(Input data begins)

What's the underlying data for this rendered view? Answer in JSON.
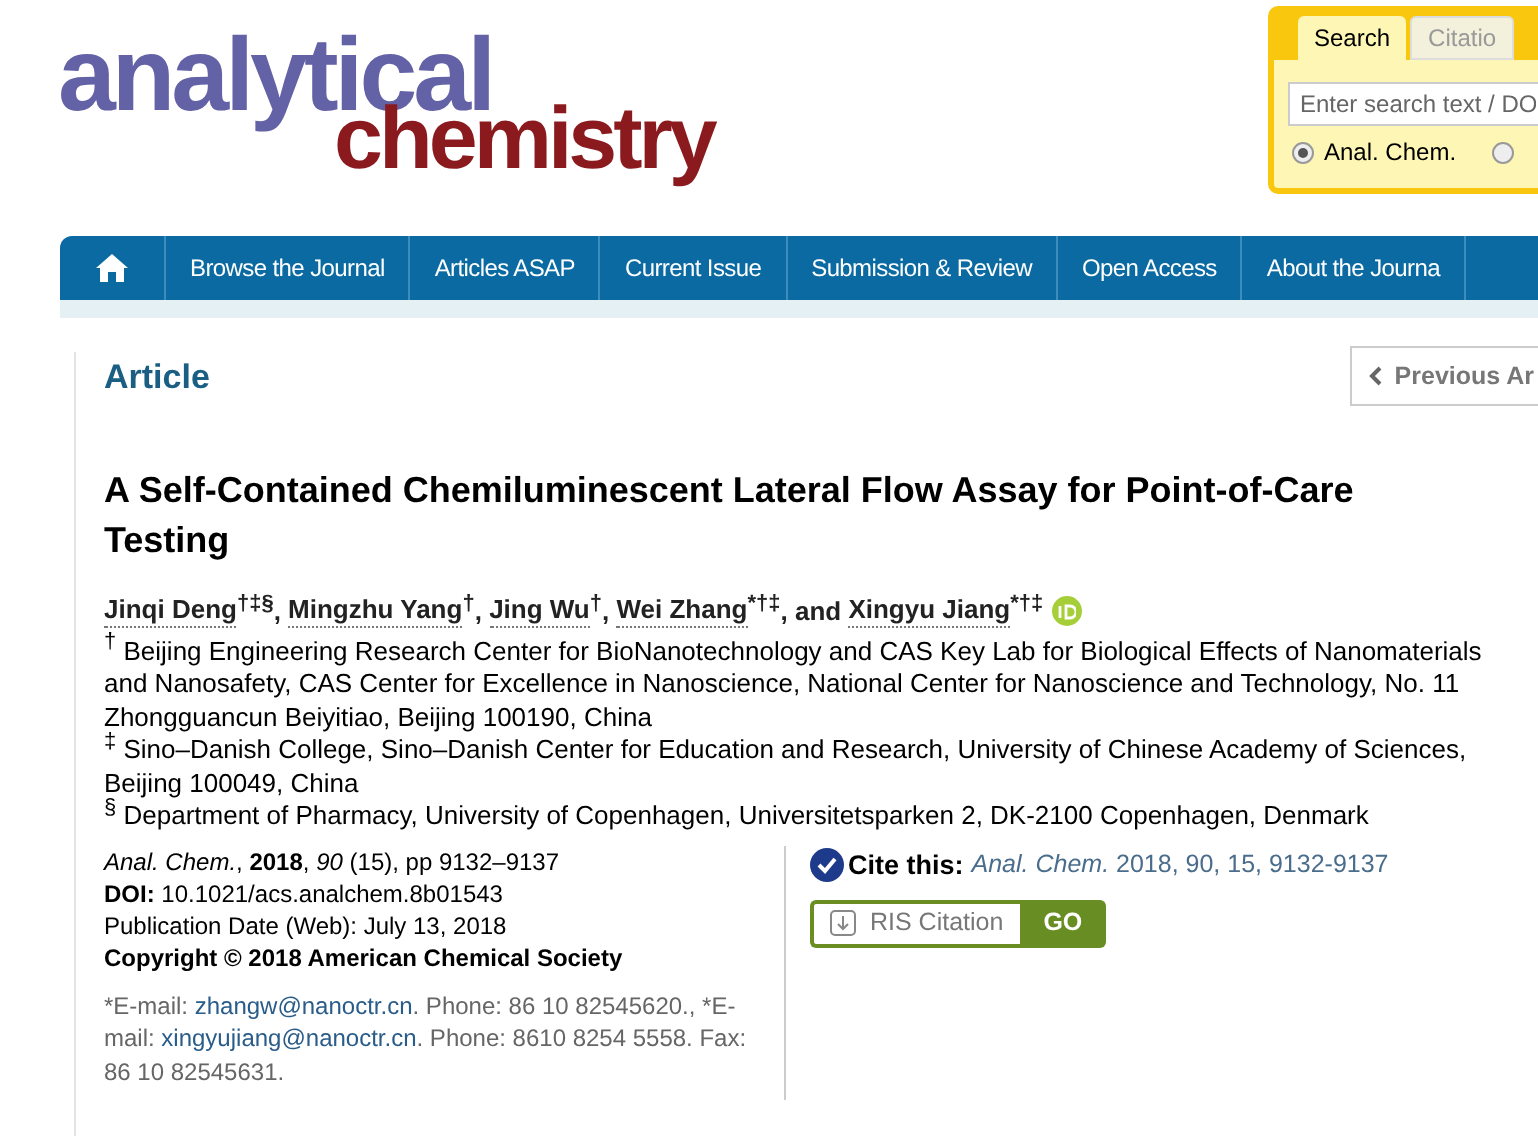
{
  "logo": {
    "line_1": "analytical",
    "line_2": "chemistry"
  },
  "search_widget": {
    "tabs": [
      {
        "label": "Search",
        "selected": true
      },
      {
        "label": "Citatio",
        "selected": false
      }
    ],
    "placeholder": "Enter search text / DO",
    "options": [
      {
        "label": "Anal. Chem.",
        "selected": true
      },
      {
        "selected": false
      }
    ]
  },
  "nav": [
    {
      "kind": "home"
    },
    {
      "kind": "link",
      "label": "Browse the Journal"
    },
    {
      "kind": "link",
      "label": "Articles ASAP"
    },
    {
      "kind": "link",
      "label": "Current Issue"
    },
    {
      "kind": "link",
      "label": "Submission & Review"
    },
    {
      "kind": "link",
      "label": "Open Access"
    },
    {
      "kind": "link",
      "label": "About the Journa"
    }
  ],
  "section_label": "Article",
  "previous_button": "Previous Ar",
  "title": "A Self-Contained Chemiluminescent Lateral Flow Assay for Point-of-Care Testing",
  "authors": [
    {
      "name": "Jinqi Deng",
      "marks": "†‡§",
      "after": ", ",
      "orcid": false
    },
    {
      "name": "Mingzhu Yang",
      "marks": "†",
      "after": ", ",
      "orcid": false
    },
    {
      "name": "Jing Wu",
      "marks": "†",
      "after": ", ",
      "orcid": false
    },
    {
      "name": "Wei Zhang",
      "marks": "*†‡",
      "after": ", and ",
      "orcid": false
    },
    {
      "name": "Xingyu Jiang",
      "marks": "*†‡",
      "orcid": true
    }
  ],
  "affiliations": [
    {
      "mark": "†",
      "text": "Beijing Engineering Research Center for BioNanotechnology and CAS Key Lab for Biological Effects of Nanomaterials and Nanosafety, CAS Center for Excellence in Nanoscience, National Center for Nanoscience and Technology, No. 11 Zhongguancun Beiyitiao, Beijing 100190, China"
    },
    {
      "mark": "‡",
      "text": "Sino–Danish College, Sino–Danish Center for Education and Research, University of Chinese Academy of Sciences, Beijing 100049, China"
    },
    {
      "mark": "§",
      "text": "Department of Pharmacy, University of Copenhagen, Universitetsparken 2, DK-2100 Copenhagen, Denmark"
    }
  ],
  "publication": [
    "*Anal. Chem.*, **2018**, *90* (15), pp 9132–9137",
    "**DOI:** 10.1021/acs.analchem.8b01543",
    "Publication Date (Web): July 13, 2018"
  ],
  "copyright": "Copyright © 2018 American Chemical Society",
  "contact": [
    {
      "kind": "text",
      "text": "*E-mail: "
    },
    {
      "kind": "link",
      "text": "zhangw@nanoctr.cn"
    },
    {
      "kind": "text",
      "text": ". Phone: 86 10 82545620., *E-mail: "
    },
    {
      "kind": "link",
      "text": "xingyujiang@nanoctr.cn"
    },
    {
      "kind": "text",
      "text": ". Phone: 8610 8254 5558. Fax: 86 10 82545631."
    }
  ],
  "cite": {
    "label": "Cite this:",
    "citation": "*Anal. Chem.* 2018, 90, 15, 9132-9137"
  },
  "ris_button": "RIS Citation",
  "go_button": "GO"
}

(Input data ends)
(Input data begins)

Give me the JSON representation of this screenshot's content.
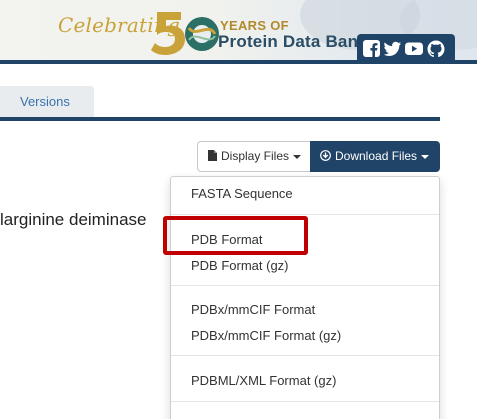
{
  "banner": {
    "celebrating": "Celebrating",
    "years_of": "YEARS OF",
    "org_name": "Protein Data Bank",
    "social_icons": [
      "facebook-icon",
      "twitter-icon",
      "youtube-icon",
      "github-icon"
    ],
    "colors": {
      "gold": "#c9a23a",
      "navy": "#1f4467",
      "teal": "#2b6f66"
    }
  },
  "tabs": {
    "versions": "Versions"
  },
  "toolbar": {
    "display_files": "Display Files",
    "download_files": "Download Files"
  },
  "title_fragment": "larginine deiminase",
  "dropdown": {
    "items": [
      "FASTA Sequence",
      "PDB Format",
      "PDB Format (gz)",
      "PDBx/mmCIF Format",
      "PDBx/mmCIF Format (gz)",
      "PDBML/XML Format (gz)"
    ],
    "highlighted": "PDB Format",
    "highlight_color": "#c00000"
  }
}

(Input data ends)
(Input data begins)

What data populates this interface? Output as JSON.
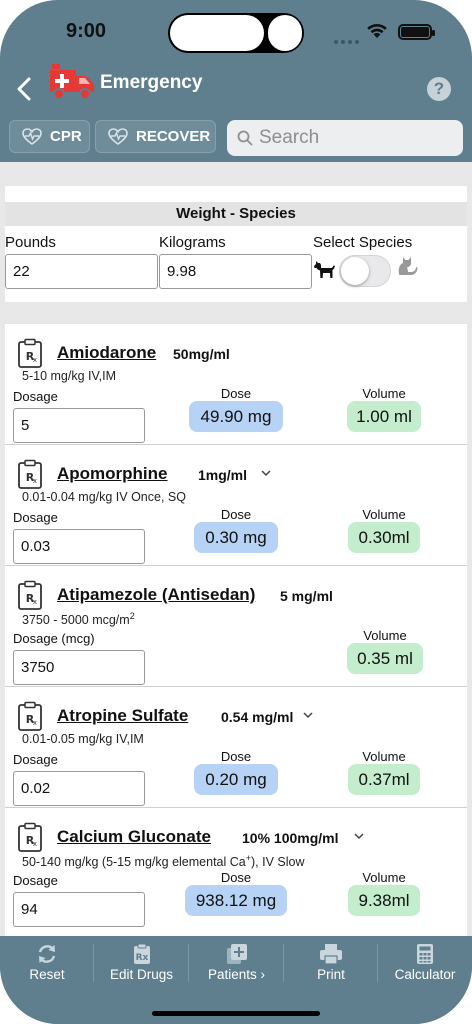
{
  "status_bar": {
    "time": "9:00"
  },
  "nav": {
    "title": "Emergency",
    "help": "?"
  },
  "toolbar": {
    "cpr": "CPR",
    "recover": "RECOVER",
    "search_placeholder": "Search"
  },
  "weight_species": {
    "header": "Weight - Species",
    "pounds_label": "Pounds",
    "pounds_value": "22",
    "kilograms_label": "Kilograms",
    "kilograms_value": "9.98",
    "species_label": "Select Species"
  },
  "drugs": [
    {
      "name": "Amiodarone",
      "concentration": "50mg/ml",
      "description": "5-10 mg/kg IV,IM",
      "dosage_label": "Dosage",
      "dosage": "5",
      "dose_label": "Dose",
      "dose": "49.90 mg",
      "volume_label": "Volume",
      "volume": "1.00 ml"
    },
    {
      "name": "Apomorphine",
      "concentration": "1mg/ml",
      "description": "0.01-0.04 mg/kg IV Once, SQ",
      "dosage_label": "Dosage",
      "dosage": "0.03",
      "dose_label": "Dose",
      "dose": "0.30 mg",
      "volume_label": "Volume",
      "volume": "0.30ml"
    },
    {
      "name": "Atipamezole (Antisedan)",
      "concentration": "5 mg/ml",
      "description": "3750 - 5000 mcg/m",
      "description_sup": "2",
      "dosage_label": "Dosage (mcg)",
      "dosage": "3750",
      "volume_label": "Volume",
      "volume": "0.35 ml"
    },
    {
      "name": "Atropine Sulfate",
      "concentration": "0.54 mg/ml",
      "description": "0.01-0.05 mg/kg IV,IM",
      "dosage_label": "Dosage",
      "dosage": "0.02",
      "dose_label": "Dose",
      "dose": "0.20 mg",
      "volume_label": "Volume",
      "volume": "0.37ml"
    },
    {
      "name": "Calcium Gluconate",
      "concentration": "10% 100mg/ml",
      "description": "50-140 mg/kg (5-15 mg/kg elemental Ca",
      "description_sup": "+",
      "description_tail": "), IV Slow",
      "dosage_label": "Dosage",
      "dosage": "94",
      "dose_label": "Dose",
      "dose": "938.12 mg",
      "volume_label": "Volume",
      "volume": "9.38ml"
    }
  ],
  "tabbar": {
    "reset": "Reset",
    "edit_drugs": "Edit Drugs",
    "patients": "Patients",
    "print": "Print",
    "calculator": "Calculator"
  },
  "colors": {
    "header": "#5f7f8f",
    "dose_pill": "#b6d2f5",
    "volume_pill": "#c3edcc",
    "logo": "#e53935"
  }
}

(Input data ends)

What needs to be done
Collect each line above holding the string "University".

Solution for this problem
      "text": "Sino–Danish College, Sino–Danish Center for Education and Research, University of Chinese Academy of Sciences, Beijing 100049, China"
      "text": "Department of Pharmacy, University of Copenhagen, Universitetsparken 2, DK-2100 Copenhagen, Denmark"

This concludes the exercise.